--- Begin ---

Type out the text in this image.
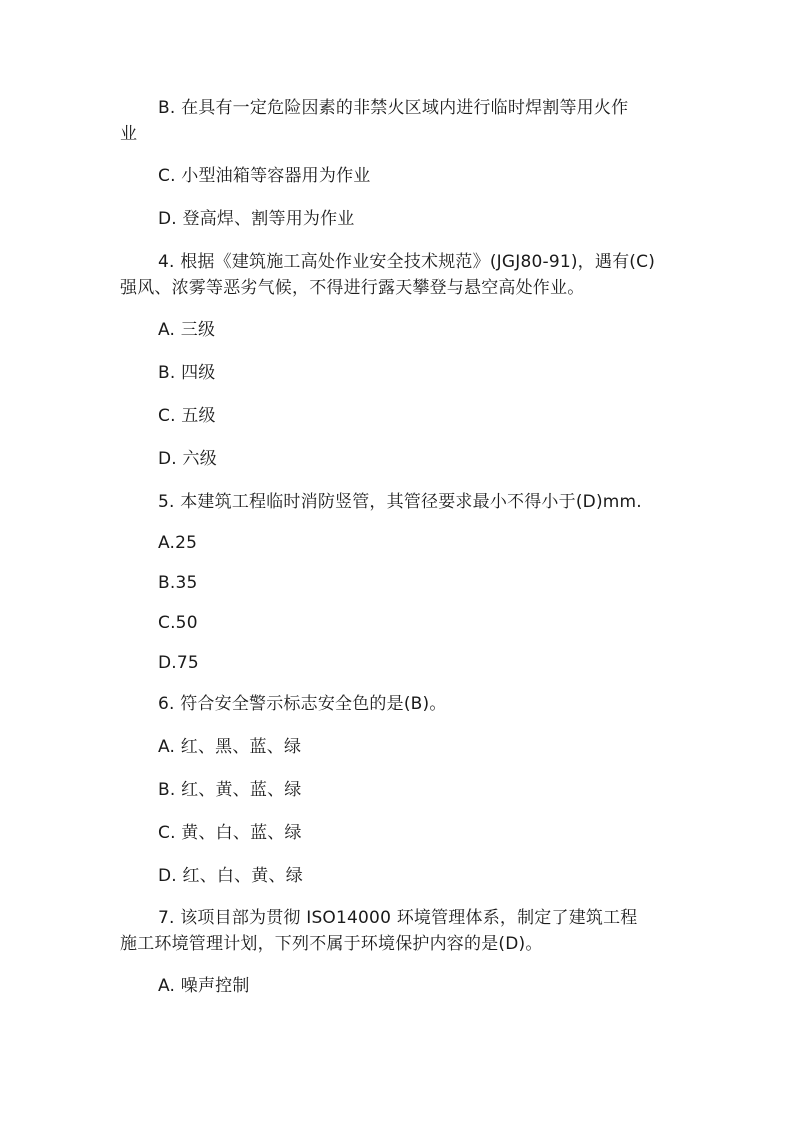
B. 在具有一定危险因素的非禁火区域内进行临时焊割等用火作
业
C. 小型油箱等容器用为作业
D. 登高焊、割等用为作业
4. 根据《建筑施工高处作业安全技术规范》(JGJ80-91)，遇有(C)
强风、浓雾等恶劣气候，不得进行露天攀登与悬空高处作业。
A. 三级
B. 四级
C. 五级
D. 六级
5. 本建筑工程临时消防竖管，其管径要求最小不得小于(D)mm.
A.25
B.35
C.50
D.75
6. 符合安全警示标志安全色的是(B)。
A. 红、黑、蓝、绿
B. 红、黄、蓝、绿
C. 黄、白、蓝、绿
D. 红、白、黄、绿
7. 该项目部为贯彻 ISO14000 环境管理体系，制定了建筑工程
施工环境管理计划，下列不属于环境保护内容的是(D)。
A. 噪声控制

--- End ---

**GIVEN REQUEST:** Leave out the pictures and print every line of the data exactly.

**EXERCISE RESULT:**
Type out the text in this image.
B. 在具有一定危险因素的非禁火区域内进行临时焊割等用火作
业
C. 小型油箱等容器用为作业
D. 登高焊、割等用为作业
4. 根据《建筑施工高处作业安全技术规范》(JGJ80-91)，遇有(C)
强风、浓雾等恶劣气候，不得进行露天攀登与悬空高处作业。
A. 三级
B. 四级
C. 五级
D. 六级
5. 本建筑工程临时消防竖管，其管径要求最小不得小于(D)mm.
A.25
B.35
C.50
D.75
6. 符合安全警示标志安全色的是(B)。
A. 红、黑、蓝、绿
B. 红、黄、蓝、绿
C. 黄、白、蓝、绿
D. 红、白、黄、绿
7. 该项目部为贯彻 ISO14000 环境管理体系，制定了建筑工程
施工环境管理计划，下列不属于环境保护内容的是(D)。
A. 噪声控制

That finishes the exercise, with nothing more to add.